WRITTEN INSTRUCTION: Transcribe the listing that follows in full, omitting pictures.
---
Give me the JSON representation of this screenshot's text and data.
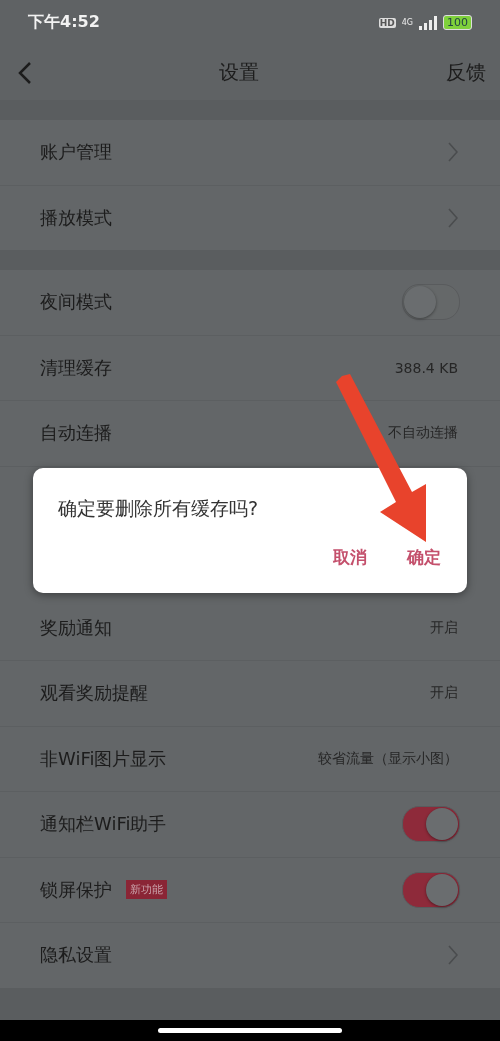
{
  "status_bar": {
    "time": "下午4:52",
    "hd": "HD",
    "network": "4G",
    "battery": "100"
  },
  "nav": {
    "title": "设置",
    "action": "反馈"
  },
  "groups": [
    {
      "rows": [
        {
          "kind": "chevron",
          "label": "账户管理"
        },
        {
          "kind": "chevron",
          "label": "播放模式"
        }
      ]
    },
    {
      "rows": [
        {
          "kind": "toggle",
          "label": "夜间模式",
          "on": false
        },
        {
          "kind": "value",
          "label": "清理缓存",
          "value": "388.4 KB"
        },
        {
          "kind": "value",
          "label": "自动连播",
          "value": "不自动连播"
        },
        {
          "kind": "hidden"
        },
        {
          "kind": "hidden"
        },
        {
          "kind": "value",
          "label": "奖励通知",
          "value": "开启"
        },
        {
          "kind": "value",
          "label": "观看奖励提醒",
          "value": "开启"
        },
        {
          "kind": "value",
          "label": "非WiFi图片显示",
          "value": "较省流量（显示小图）"
        },
        {
          "kind": "toggle",
          "label": "通知栏WiFi助手",
          "on": true
        },
        {
          "kind": "toggle",
          "label": "锁屏保护",
          "badge": "新功能",
          "on": true
        },
        {
          "kind": "chevron",
          "label": "隐私设置"
        }
      ]
    }
  ],
  "dialog": {
    "message": "确定要删除所有缓存吗?",
    "buttons": [
      "取消",
      "确定"
    ]
  }
}
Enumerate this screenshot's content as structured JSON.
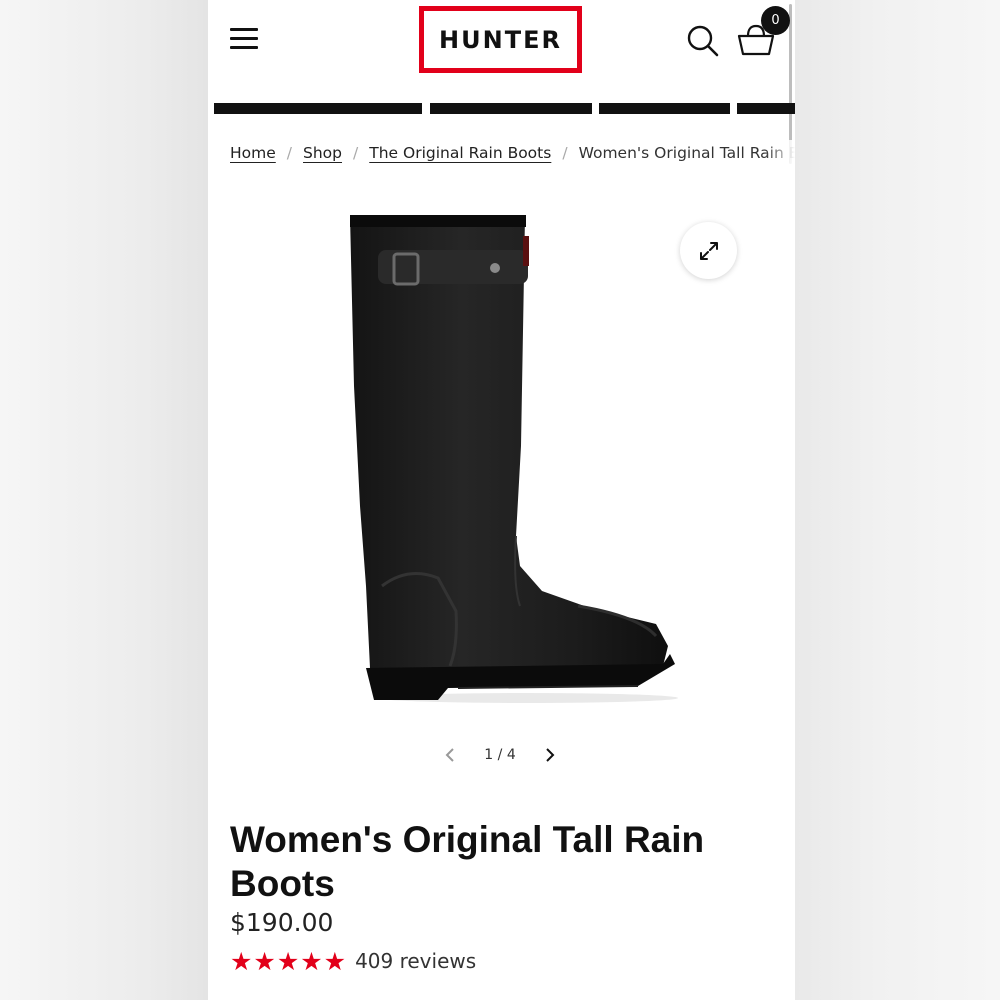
{
  "header": {
    "logo_text": "HUNTER",
    "cart_count": "0"
  },
  "breadcrumb": {
    "items": [
      "Home",
      "Shop",
      "The Original Rain Boots"
    ],
    "current": "Women's Original Tall Rain Boots"
  },
  "gallery": {
    "current": "1",
    "separator": "/",
    "total": "4"
  },
  "product": {
    "title": "Women's Original Tall Rain Boots",
    "price": "$190.00",
    "rating_stars": "★★★★★",
    "rating": 5,
    "reviews": "409 reviews"
  },
  "colors": {
    "brand_red": "#e2001a",
    "ink": "#111111"
  },
  "icons": [
    "menu-icon",
    "search-icon",
    "basket-icon",
    "expand-icon",
    "chevron-left-icon",
    "chevron-right-icon",
    "star-icon"
  ]
}
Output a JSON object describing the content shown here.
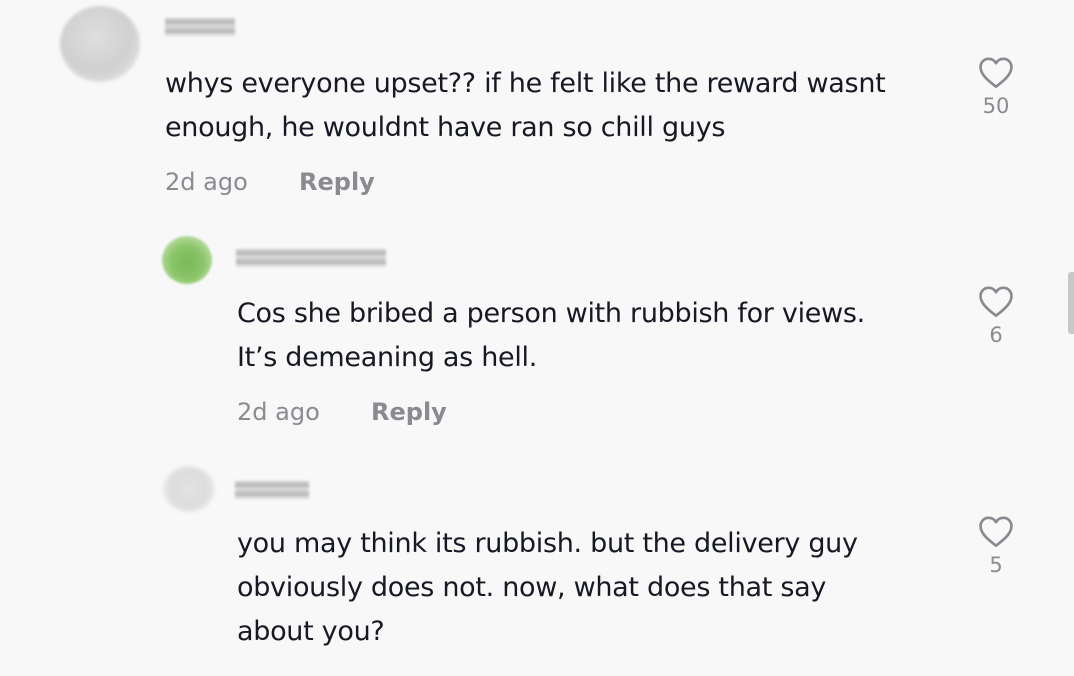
---
SOLUTION BELOW:
Give me the JSON representation of this screenshot's text and data.
{
  "status_bar": {
    "time": "下午4:52",
    "hd": "HD",
    "network": "4G",
    "battery": "100"
  },
  "nav": {
    "title": "设置",
    "action": "反馈"
  },
  "groups": [
    {
      "rows": [
        {
          "kind": "chevron",
          "label": "账户管理"
        },
        {
          "kind": "chevron",
          "label": "播放模式"
        }
      ]
    },
    {
      "rows": [
        {
          "kind": "toggle",
          "label": "夜间模式",
          "on": false
        },
        {
          "kind": "value",
          "label": "清理缓存",
          "value": "388.4 KB"
        },
        {
          "kind": "value",
          "label": "自动连播",
          "value": "不自动连播"
        },
        {
          "kind": "hidden"
        },
        {
          "kind": "hidden"
        },
        {
          "kind": "value",
          "label": "奖励通知",
          "value": "开启"
        },
        {
          "kind": "value",
          "label": "观看奖励提醒",
          "value": "开启"
        },
        {
          "kind": "value",
          "label": "非WiFi图片显示",
          "value": "较省流量（显示小图）"
        },
        {
          "kind": "toggle",
          "label": "通知栏WiFi助手",
          "on": true
        },
        {
          "kind": "toggle",
          "label": "锁屏保护",
          "badge": "新功能",
          "on": true
        },
        {
          "kind": "chevron",
          "label": "隐私设置"
        }
      ]
    }
  ],
  "dialog": {
    "message": "确定要删除所有缓存吗?",
    "buttons": [
      "取消",
      "确定"
    ]
  }
}
Enumerate this screenshot's content as structured JSON.
{
  "header": {
    "logo_text": "HUNTER",
    "cart_count": "0"
  },
  "breadcrumb": {
    "items": [
      "Home",
      "Shop",
      "The Original Rain Boots"
    ],
    "current": "Women's Original Tall Rain Boots"
  },
  "gallery": {
    "current": "1",
    "separator": "/",
    "total": "4"
  },
  "product": {
    "title": "Women's Original Tall Rain Boots",
    "price": "$190.00",
    "rating_stars": "★★★★★",
    "rating": 5,
    "reviews": "409 reviews"
  },
  "colors": {
    "brand_red": "#e2001a",
    "ink": "#111111"
  },
  "icons": [
    "menu-icon",
    "search-icon",
    "basket-icon",
    "expand-icon",
    "chevron-left-icon",
    "chevron-right-icon",
    "star-icon"
  ]
}
Output a JSON object describing the content shown here.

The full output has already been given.